• EXERCISE TASK:
Repeat the material below word for word and leave out all pictures.

• RAW RECORDS:
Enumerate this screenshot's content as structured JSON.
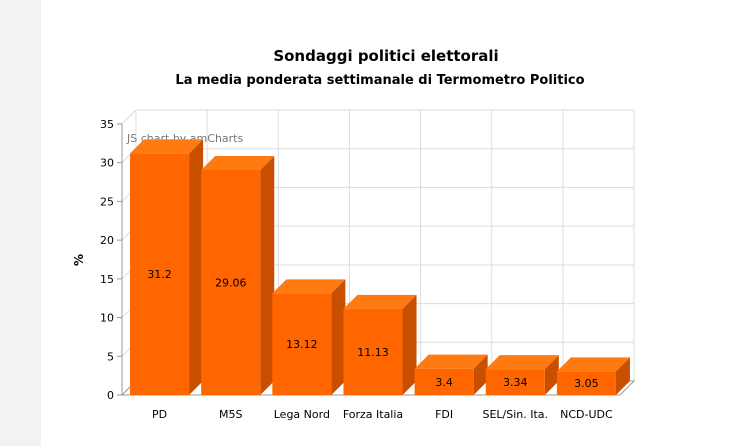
{
  "chart_data": {
    "type": "bar",
    "title": "Sondaggi politici elettorali",
    "subtitle": "La media ponderata settimanale di Termometro Politico",
    "ylabel": "%",
    "xlabel": "",
    "watermark": "JS chart by amCharts",
    "ylim": [
      0,
      35
    ],
    "yticks": [
      0,
      5,
      10,
      15,
      20,
      25,
      30,
      35
    ],
    "grid": true,
    "three_d": true,
    "categories": [
      "PD",
      "M5S",
      "Lega Nord",
      "Forza Italia",
      "FDI",
      "SEL/Sin. Ita.",
      "NCD-UDC"
    ],
    "values": [
      31.2,
      29.06,
      13.12,
      11.13,
      3.4,
      3.34,
      3.05
    ],
    "data_labels": [
      "31.2",
      "29.06",
      "13.12",
      "11.13",
      "3.4",
      "3.34",
      "3.05"
    ]
  },
  "colors": {
    "bar_front": "#ff6600",
    "bar_top": "#ff7a10",
    "bar_side": "#c94f00",
    "grid": "#dcdcdc",
    "axis": "#999999",
    "text": "#000000",
    "watermark": "#777777"
  }
}
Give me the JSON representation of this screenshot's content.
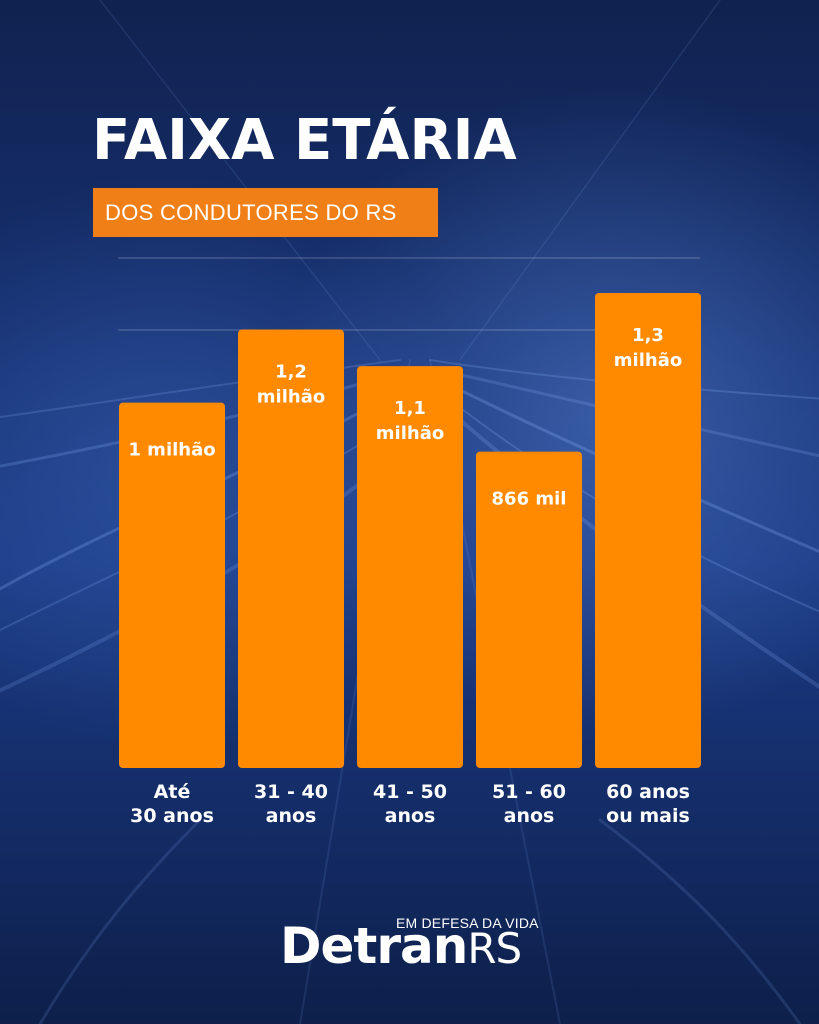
{
  "header": {
    "title": "FAIXA ETÁRIA",
    "subtitle": "DOS CONDUTORES DO RS"
  },
  "colors": {
    "bar": "#ff8a00",
    "accent": "#f07f18",
    "background": "#163173"
  },
  "chart_data": {
    "type": "bar",
    "title": "FAIXA ETÁRIA",
    "subtitle": "DOS CONDUTORES DO RS",
    "categories": [
      "Até 30 anos",
      "31 - 40 anos",
      "41 - 50 anos",
      "51 - 60 anos",
      "60 anos ou mais"
    ],
    "category_lines": [
      [
        "Até",
        "30 anos"
      ],
      [
        "31 - 40",
        "anos"
      ],
      [
        "41 - 50",
        "anos"
      ],
      [
        "51 - 60",
        "anos"
      ],
      [
        "60 anos",
        "ou mais"
      ]
    ],
    "values": [
      1000000,
      1200000,
      1100000,
      866000,
      1300000
    ],
    "value_labels": [
      [
        "1 milhão"
      ],
      [
        "1,2",
        "milhão"
      ],
      [
        "1,1",
        "milhão"
      ],
      [
        "866 mil"
      ],
      [
        "1,3",
        "milhão"
      ]
    ],
    "xlabel": "",
    "ylabel": "",
    "ylim": [
      0,
      1300000
    ],
    "grid": true,
    "legend": "none"
  },
  "brand": {
    "tagline": "EM DEFESA DA VIDA",
    "name": "Detran",
    "suffix": "RS"
  }
}
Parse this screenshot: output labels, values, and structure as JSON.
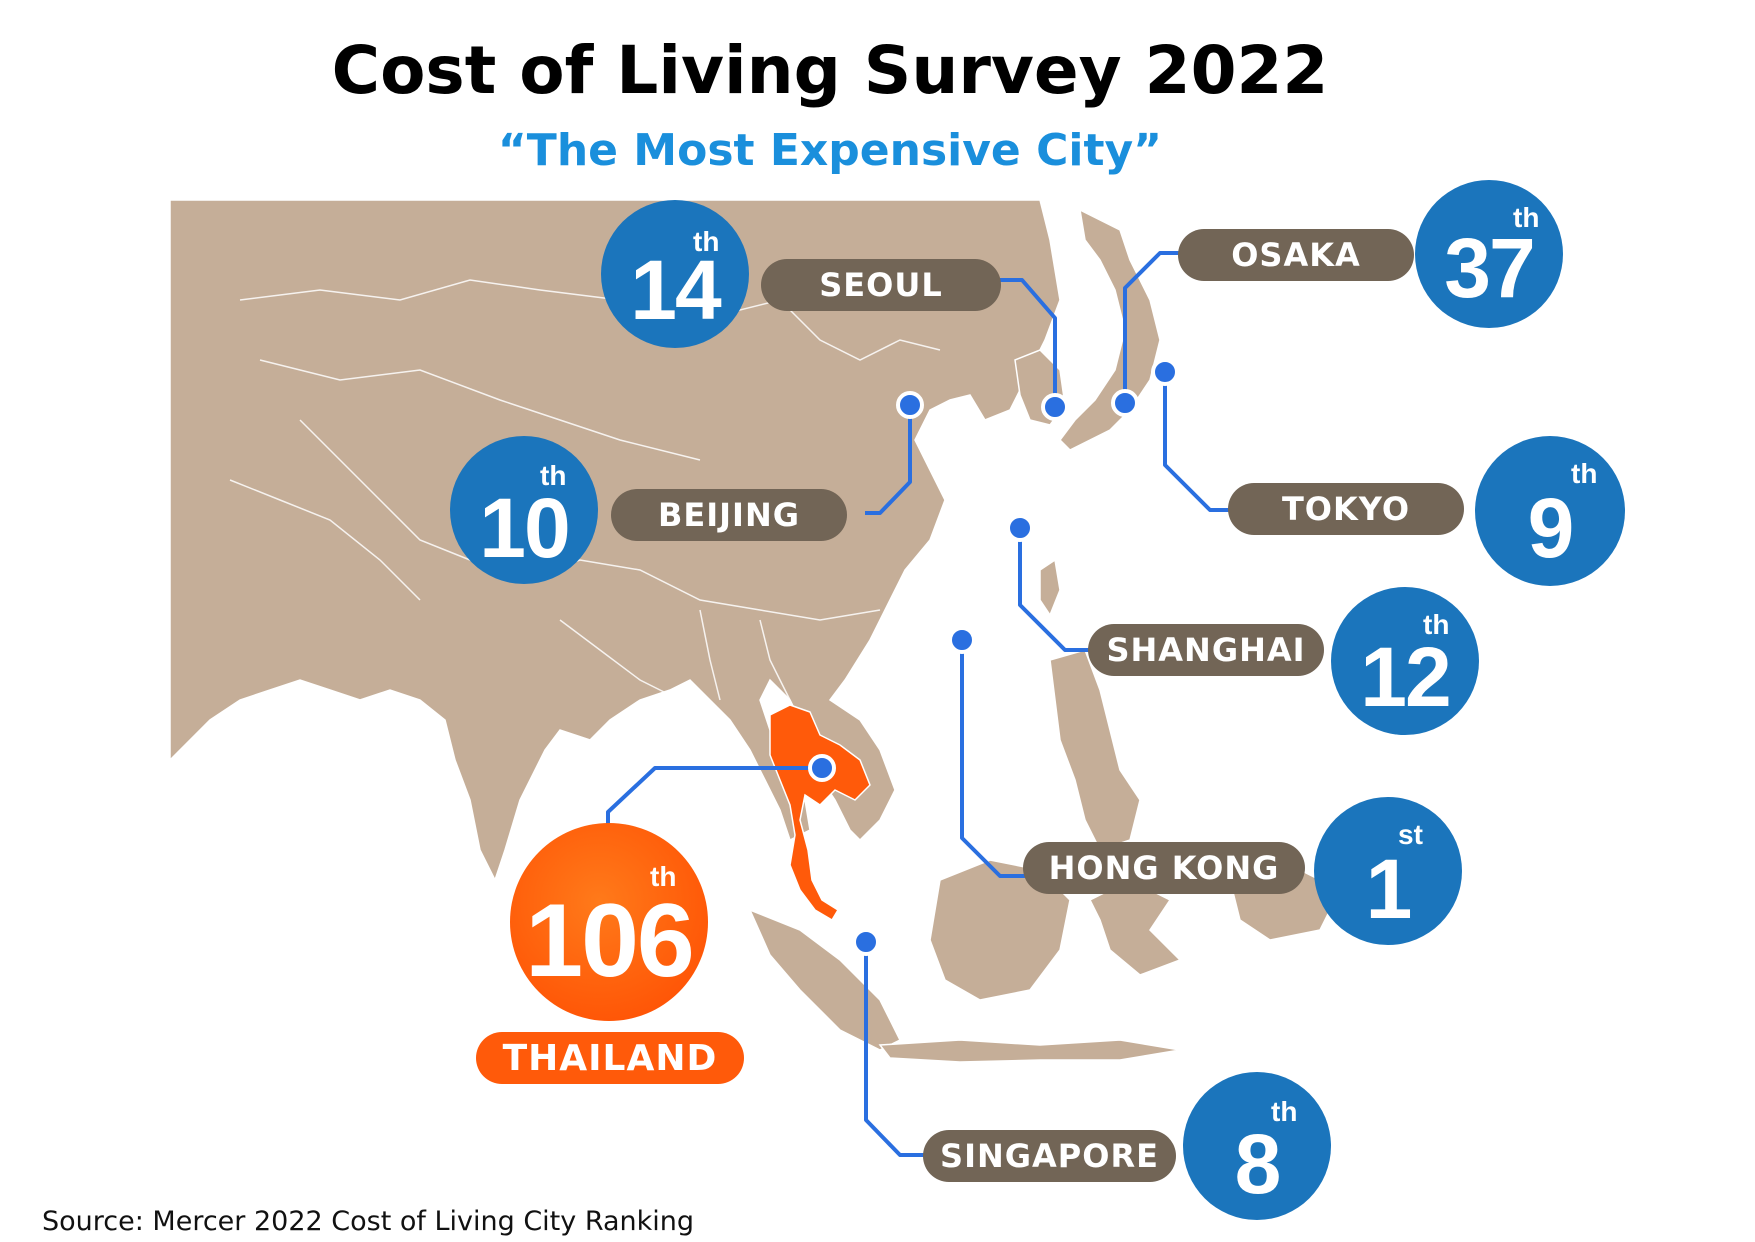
{
  "title": "Cost of Living Survey 2022",
  "subtitle": "“The Most Expensive City”",
  "colors": {
    "land": "#c5ae98",
    "border": "#ffffff",
    "thailand": "#ff5a0a",
    "pill": "#726556",
    "rank_circle": "#1b75bc",
    "connector": "#2a6fe0",
    "subtitle": "#1a8fdc"
  },
  "cities": [
    {
      "id": "seoul",
      "name": "SEOUL",
      "rank": "14",
      "suffix": "th"
    },
    {
      "id": "osaka",
      "name": "OSAKA",
      "rank": "37",
      "suffix": "th"
    },
    {
      "id": "beijing",
      "name": "BEIJING",
      "rank": "10",
      "suffix": "th"
    },
    {
      "id": "tokyo",
      "name": "TOKYO",
      "rank": "9",
      "suffix": "th"
    },
    {
      "id": "shanghai",
      "name": "SHANGHAI",
      "rank": "12",
      "suffix": "th"
    },
    {
      "id": "hongkong",
      "name": "HONG KONG",
      "rank": "1",
      "suffix": "st"
    },
    {
      "id": "singapore",
      "name": "SINGAPORE",
      "rank": "8",
      "suffix": "th"
    }
  ],
  "highlight": {
    "name": "THAILAND",
    "rank": "106",
    "suffix": "th"
  },
  "source": "Source: Mercer 2022 Cost of Living City Ranking"
}
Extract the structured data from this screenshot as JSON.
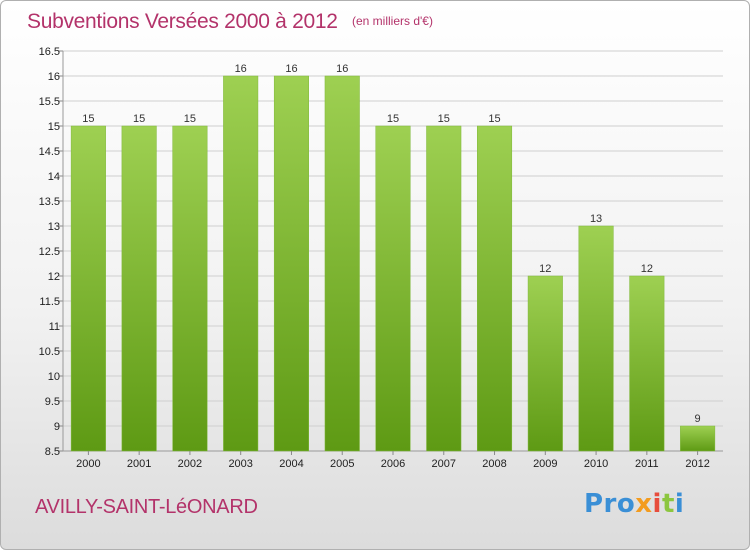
{
  "title": "Subventions Versées 2000 à 2012",
  "subtitle": "(en milliers d'€)",
  "commune": "AVILLY-SAINT-LéONARD",
  "logo": {
    "p1": "Pro",
    "p2": "x",
    "p3": "i",
    "p4": "t",
    "p5": "i"
  },
  "colors": {
    "title": "#b3336a",
    "bar_top": "#9ed052",
    "bar_bottom": "#5e9a14",
    "grid": "#cfcfcf"
  },
  "chart_data": {
    "type": "bar",
    "categories": [
      "2000",
      "2001",
      "2002",
      "2003",
      "2004",
      "2005",
      "2006",
      "2007",
      "2008",
      "2009",
      "2010",
      "2011",
      "2012"
    ],
    "values": [
      15,
      15,
      15,
      16,
      16,
      16,
      15,
      15,
      15,
      12,
      13,
      12,
      9
    ],
    "value_labels": [
      "15",
      "15",
      "15",
      "16",
      "16",
      "16",
      "15",
      "15",
      "15",
      "12",
      "13",
      "12",
      "9"
    ],
    "yticks": [
      "8.5",
      "9",
      "9.5",
      "10",
      "10.5",
      "11",
      "11.5",
      "12",
      "12.5",
      "13",
      "13.5",
      "14",
      "14.5",
      "15",
      "15.5",
      "16",
      "16.5"
    ],
    "ylim": [
      8.5,
      16.5
    ],
    "grid": true
  }
}
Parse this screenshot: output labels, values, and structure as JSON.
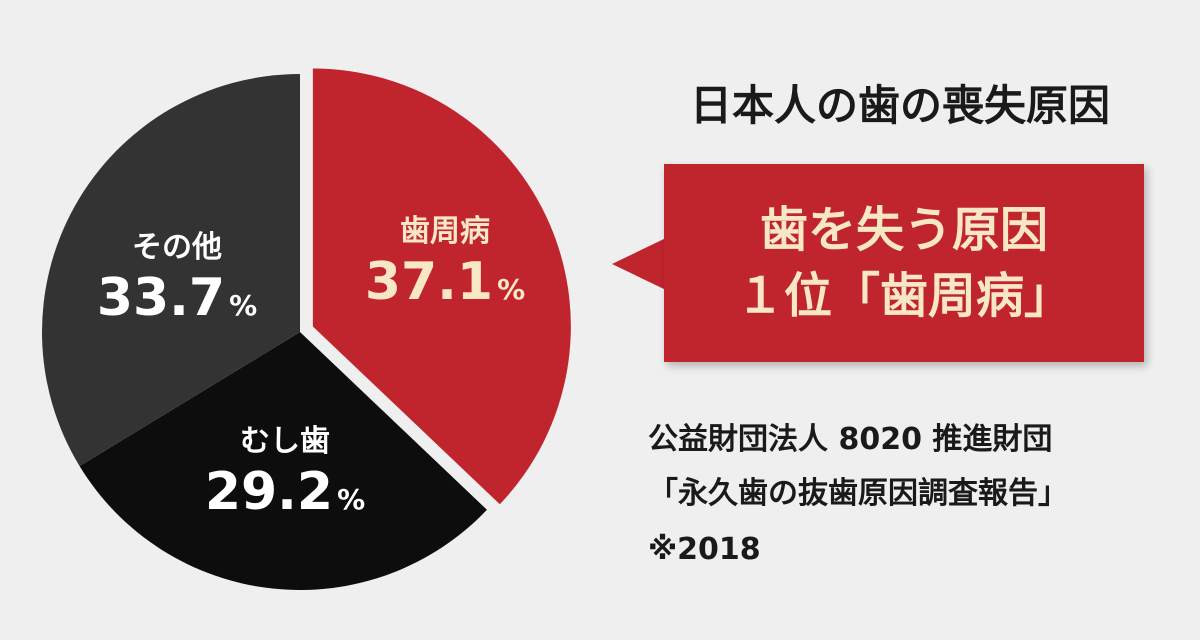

• CORRECT ANSWER:
Enumerate this screenshot's content as structured JSON.
{
  "chart_data": {
    "type": "bar",
    "title": "Sondaggi politici elettorali",
    "subtitle": "La media ponderata settimanale di Termometro Politico",
    "ylabel": "%",
    "xlabel": "",
    "watermark": "JS chart by amCharts",
    "ylim": [
      0,
      35
    ],
    "yticks": [
      0,
      5,
      10,
      15,
      20,
      25,
      30,
      35
    ],
    "grid": true,
    "three_d": true,
    "categories": [
      "PD",
      "M5S",
      "Lega Nord",
      "Forza Italia",
      "FDI",
      "SEL/Sin. Ita.",
      "NCD-UDC"
    ],
    "values": [
      31.2,
      29.06,
      13.12,
      11.13,
      3.4,
      3.34,
      3.05
    ],
    "data_labels": [
      "31.2",
      "29.06",
      "13.12",
      "11.13",
      "3.4",
      "3.34",
      "3.05"
    ]
  },
  "colors": {
    "bar_front": "#ff6600",
    "bar_top": "#ff7a10",
    "bar_side": "#c94f00",
    "grid": "#dcdcdc",
    "axis": "#999999",
    "text": "#000000",
    "watermark": "#777777"
  }
}
Give me the JSON representation of this screenshot's content.
{
  "header": {
    "title": "FAIXA ETÁRIA",
    "subtitle": "DOS CONDUTORES DO RS"
  },
  "colors": {
    "bar": "#ff8a00",
    "accent": "#f07f18",
    "background": "#163173"
  },
  "chart_data": {
    "type": "bar",
    "title": "FAIXA ETÁRIA",
    "subtitle": "DOS CONDUTORES DO RS",
    "categories": [
      "Até 30 anos",
      "31 - 40 anos",
      "41 - 50 anos",
      "51 - 60 anos",
      "60 anos ou mais"
    ],
    "category_lines": [
      [
        "Até",
        "30 anos"
      ],
      [
        "31 - 40",
        "anos"
      ],
      [
        "41 - 50",
        "anos"
      ],
      [
        "51 - 60",
        "anos"
      ],
      [
        "60 anos",
        "ou mais"
      ]
    ],
    "values": [
      1000000,
      1200000,
      1100000,
      866000,
      1300000
    ],
    "value_labels": [
      [
        "1 milhão"
      ],
      [
        "1,2",
        "milhão"
      ],
      [
        "1,1",
        "milhão"
      ],
      [
        "866 mil"
      ],
      [
        "1,3",
        "milhão"
      ]
    ],
    "xlabel": "",
    "ylabel": "",
    "ylim": [
      0,
      1300000
    ],
    "grid": true,
    "legend": "none"
  },
  "brand": {
    "tagline": "EM DEFESA DA VIDA",
    "name": "Detran",
    "suffix": "RS"
  }
}
Parse this screenshot: output labels, values, and structure as JSON.
{
  "title": "Cost of Living Survey 2022",
  "subtitle": "“The Most Expensive City”",
  "colors": {
    "land": "#c5ae98",
    "border": "#ffffff",
    "thailand": "#ff5a0a",
    "pill": "#726556",
    "rank_circle": "#1b75bc",
    "connector": "#2a6fe0",
    "subtitle": "#1a8fdc"
  },
  "cities": [
    {
      "id": "seoul",
      "name": "SEOUL",
      "rank": "14",
      "suffix": "th"
    },
    {
      "id": "osaka",
      "name": "OSAKA",
      "rank": "37",
      "suffix": "th"
    },
    {
      "id": "beijing",
      "name": "BEIJING",
      "rank": "10",
      "suffix": "th"
    },
    {
      "id": "tokyo",
      "name": "TOKYO",
      "rank": "9",
      "suffix": "th"
    },
    {
      "id": "shanghai",
      "name": "SHANGHAI",
      "rank": "12",
      "suffix": "th"
    },
    {
      "id": "hongkong",
      "name": "HONG KONG",
      "rank": "1",
      "suffix": "st"
    },
    {
      "id": "singapore",
      "name": "SINGAPORE",
      "rank": "8",
      "suffix": "th"
    }
  ],
  "highlight": {
    "name": "THAILAND",
    "rank": "106",
    "suffix": "th"
  },
  "source": "Source: Mercer 2022 Cost of Living City Ranking"
}
Extract the structured data from this screenshot as JSON.
{
  "title": "Subventions Versées 2000 à 2012",
  "subtitle": "(en milliers d'€)",
  "commune": "AVILLY-SAINT-LéONARD",
  "logo": {
    "p1": "Pro",
    "p2": "x",
    "p3": "i",
    "p4": "t",
    "p5": "i"
  },
  "colors": {
    "title": "#b3336a",
    "bar_top": "#9ed052",
    "bar_bottom": "#5e9a14",
    "grid": "#cfcfcf"
  },
  "chart_data": {
    "type": "bar",
    "categories": [
      "2000",
      "2001",
      "2002",
      "2003",
      "2004",
      "2005",
      "2006",
      "2007",
      "2008",
      "2009",
      "2010",
      "2011",
      "2012"
    ],
    "values": [
      15,
      15,
      15,
      16,
      16,
      16,
      15,
      15,
      15,
      12,
      13,
      12,
      9
    ],
    "value_labels": [
      "15",
      "15",
      "15",
      "16",
      "16",
      "16",
      "15",
      "15",
      "15",
      "12",
      "13",
      "12",
      "9"
    ],
    "yticks": [
      "8.5",
      "9",
      "9.5",
      "10",
      "10.5",
      "11",
      "11.5",
      "12",
      "12.5",
      "13",
      "13.5",
      "14",
      "14.5",
      "15",
      "15.5",
      "16",
      "16.5"
    ],
    "ylim": [
      8.5,
      16.5
    ],
    "grid": true
  }
}
Parse this screenshot: output labels, values, and structure as JSON.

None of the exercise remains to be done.